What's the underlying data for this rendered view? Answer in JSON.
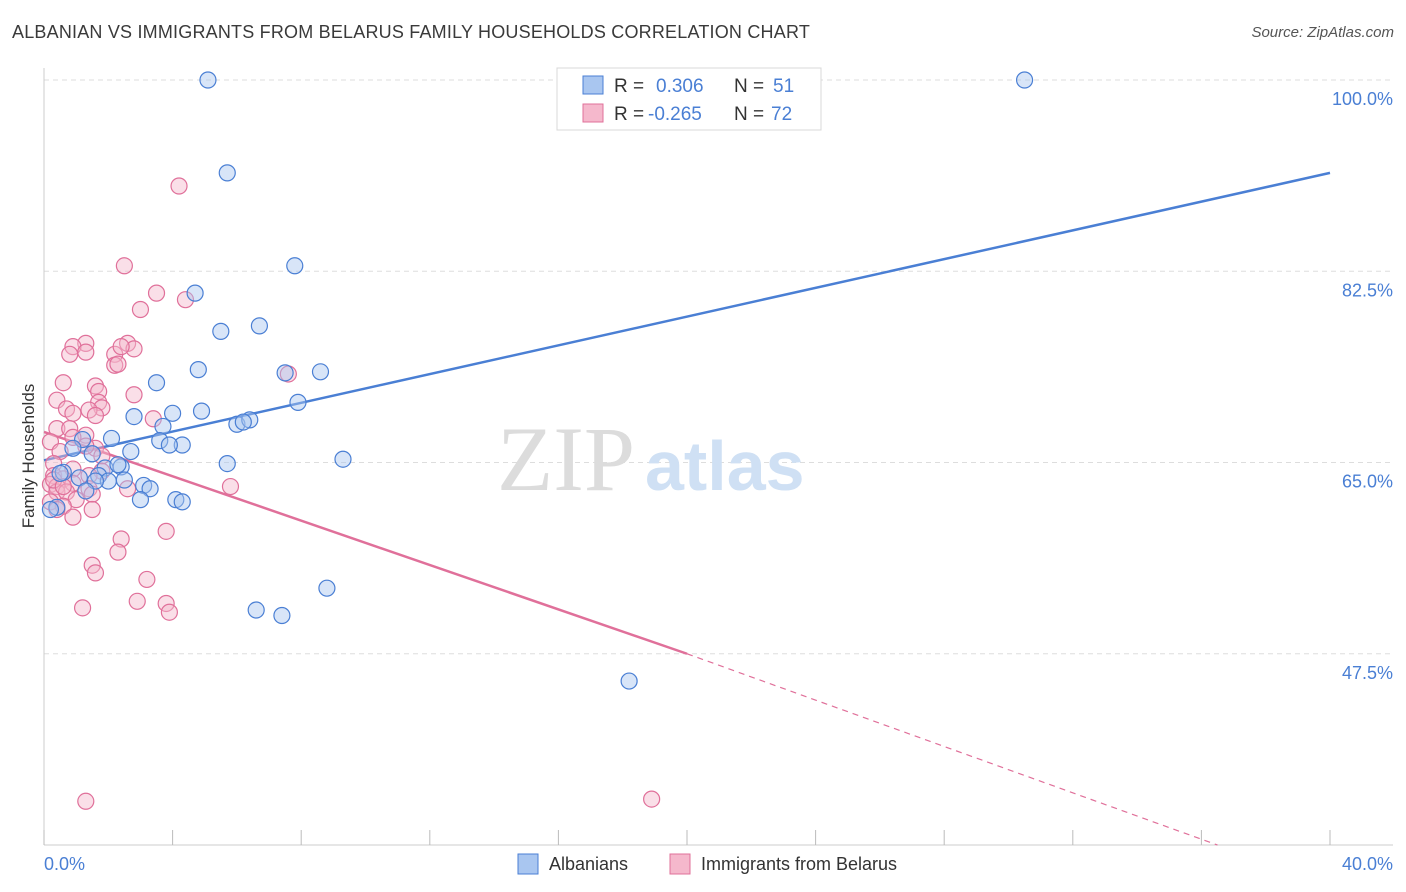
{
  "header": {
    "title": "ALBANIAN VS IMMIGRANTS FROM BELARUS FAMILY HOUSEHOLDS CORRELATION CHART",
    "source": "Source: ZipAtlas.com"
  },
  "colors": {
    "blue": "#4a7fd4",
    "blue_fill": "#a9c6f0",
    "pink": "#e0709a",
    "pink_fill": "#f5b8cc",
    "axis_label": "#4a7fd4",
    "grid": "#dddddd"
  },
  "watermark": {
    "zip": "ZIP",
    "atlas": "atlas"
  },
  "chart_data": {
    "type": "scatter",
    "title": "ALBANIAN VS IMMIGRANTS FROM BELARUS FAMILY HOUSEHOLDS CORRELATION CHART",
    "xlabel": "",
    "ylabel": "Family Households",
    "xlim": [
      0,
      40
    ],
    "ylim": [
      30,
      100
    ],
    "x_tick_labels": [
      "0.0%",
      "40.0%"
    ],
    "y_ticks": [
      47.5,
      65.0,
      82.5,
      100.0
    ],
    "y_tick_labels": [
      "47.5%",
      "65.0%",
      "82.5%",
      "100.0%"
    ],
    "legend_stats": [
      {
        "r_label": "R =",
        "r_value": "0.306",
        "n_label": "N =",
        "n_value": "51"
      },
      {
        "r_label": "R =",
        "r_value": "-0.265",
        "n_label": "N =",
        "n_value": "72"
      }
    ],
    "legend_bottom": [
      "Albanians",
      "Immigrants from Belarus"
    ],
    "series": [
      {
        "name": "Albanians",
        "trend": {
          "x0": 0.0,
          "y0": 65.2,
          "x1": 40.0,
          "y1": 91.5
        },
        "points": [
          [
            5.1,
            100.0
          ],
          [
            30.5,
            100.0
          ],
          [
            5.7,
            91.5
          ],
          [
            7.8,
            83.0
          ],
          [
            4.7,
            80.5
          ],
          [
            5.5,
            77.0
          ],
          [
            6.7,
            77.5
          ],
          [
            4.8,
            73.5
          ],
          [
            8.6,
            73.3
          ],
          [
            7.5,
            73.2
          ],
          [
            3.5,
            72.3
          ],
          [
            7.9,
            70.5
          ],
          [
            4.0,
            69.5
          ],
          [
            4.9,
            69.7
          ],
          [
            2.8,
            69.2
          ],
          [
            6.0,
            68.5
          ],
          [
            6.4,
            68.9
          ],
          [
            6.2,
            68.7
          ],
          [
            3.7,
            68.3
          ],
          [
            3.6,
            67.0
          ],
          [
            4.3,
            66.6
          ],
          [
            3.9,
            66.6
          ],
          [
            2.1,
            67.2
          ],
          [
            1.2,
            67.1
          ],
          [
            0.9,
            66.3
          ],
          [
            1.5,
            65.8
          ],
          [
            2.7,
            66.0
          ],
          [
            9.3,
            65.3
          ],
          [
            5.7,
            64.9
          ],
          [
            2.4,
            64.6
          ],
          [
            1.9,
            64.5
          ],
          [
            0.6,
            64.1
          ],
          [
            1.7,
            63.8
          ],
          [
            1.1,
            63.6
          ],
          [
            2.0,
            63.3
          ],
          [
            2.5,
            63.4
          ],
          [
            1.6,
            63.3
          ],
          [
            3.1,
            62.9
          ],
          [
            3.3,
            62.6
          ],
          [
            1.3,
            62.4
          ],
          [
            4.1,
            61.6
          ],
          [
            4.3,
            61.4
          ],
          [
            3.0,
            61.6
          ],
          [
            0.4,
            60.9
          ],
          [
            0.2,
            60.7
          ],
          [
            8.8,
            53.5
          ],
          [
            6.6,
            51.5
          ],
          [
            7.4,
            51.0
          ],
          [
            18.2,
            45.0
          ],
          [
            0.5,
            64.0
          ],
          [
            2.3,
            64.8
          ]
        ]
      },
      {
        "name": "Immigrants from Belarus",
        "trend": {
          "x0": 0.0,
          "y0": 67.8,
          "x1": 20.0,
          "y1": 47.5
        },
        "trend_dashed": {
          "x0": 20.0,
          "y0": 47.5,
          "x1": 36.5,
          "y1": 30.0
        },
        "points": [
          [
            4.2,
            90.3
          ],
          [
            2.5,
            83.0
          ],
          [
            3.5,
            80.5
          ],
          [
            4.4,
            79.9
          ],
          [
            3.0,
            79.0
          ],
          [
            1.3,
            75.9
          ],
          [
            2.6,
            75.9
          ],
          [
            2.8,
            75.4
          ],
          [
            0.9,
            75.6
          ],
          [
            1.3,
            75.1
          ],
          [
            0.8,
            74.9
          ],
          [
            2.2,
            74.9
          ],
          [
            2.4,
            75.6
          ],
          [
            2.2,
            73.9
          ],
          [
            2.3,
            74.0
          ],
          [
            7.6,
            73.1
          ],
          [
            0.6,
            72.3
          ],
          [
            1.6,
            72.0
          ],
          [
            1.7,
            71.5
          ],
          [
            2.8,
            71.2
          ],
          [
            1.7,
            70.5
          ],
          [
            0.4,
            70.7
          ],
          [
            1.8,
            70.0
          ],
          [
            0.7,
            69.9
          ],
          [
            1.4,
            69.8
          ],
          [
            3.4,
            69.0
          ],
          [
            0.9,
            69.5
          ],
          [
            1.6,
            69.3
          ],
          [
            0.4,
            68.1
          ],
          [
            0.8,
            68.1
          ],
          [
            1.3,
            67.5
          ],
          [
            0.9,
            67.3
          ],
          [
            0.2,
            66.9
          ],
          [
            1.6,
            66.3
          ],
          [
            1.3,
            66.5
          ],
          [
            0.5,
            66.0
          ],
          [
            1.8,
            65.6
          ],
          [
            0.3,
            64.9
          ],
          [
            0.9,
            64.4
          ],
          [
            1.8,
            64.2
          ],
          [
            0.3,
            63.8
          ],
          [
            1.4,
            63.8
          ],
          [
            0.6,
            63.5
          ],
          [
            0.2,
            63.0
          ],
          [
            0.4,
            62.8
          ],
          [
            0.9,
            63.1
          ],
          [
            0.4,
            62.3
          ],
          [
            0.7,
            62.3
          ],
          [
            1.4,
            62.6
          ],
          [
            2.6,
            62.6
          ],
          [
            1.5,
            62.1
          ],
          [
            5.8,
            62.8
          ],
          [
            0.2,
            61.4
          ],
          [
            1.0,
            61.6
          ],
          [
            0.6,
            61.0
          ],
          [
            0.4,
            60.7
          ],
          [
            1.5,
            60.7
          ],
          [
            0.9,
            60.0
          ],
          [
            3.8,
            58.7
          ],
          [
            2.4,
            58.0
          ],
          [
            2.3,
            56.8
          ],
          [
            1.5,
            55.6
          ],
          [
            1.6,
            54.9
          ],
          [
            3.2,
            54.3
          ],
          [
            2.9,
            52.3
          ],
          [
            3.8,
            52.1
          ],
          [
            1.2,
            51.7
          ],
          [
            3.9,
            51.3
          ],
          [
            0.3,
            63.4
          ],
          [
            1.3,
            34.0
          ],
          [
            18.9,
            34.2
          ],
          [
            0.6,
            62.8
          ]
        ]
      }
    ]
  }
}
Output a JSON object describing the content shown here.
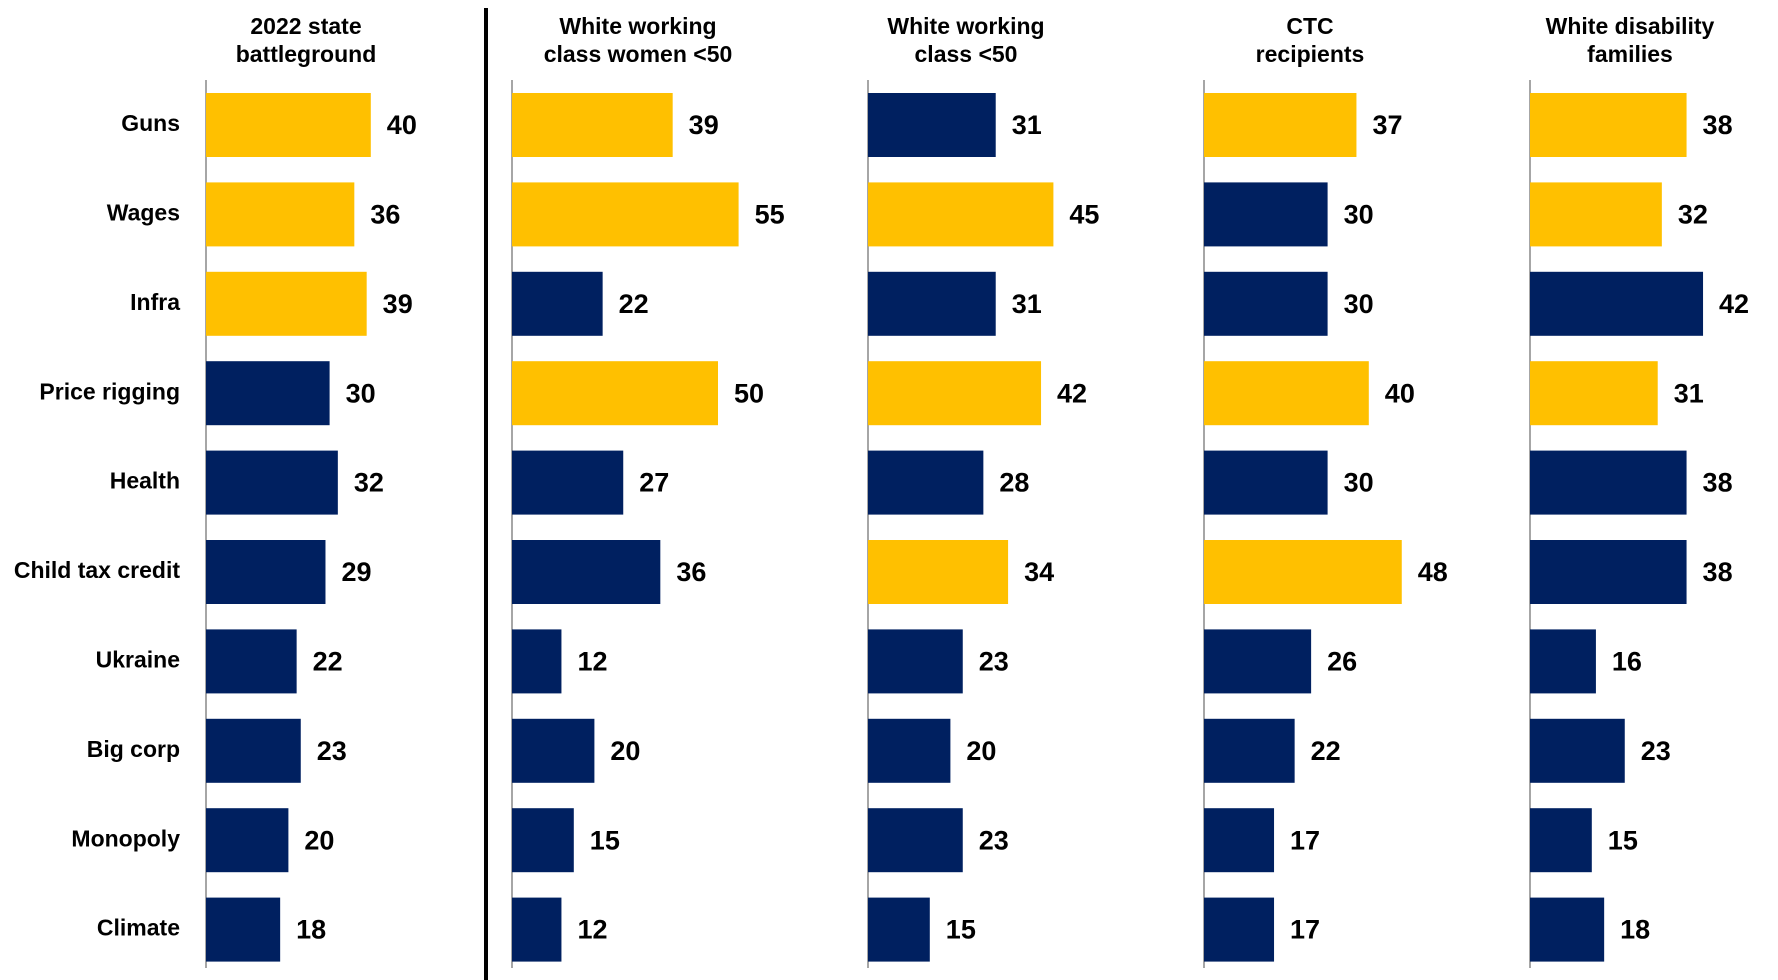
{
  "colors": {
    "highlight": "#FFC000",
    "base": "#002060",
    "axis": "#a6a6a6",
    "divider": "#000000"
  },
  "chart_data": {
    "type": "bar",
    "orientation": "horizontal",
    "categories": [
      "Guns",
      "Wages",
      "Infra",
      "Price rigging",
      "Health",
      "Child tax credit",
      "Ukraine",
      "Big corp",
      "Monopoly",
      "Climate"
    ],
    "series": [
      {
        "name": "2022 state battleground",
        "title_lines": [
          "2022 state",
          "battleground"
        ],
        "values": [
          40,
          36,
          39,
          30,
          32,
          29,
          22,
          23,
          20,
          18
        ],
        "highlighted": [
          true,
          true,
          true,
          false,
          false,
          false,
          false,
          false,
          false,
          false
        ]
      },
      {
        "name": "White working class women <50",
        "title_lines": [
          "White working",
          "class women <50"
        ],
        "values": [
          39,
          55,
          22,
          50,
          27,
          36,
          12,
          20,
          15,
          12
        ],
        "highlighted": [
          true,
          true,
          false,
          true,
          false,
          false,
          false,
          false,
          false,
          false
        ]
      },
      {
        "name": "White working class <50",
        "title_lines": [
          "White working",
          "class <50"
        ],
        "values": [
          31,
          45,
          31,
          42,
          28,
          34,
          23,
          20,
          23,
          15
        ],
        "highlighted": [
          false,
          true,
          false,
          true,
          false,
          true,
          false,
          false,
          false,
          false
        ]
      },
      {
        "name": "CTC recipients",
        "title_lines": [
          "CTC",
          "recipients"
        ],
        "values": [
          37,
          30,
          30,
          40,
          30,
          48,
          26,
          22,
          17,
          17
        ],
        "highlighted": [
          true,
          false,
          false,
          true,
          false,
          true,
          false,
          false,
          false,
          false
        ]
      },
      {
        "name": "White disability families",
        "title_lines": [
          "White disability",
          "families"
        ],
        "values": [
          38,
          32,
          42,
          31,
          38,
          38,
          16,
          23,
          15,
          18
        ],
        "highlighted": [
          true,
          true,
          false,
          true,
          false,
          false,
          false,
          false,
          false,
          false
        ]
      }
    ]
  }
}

□ □ □ □

EXERCISE DESCRIPTION:
Filter the listing for the word "state" and copy every line that holds it.

RIGHT ANSWER:
        "name": "2022 state battleground",
          "2022 state",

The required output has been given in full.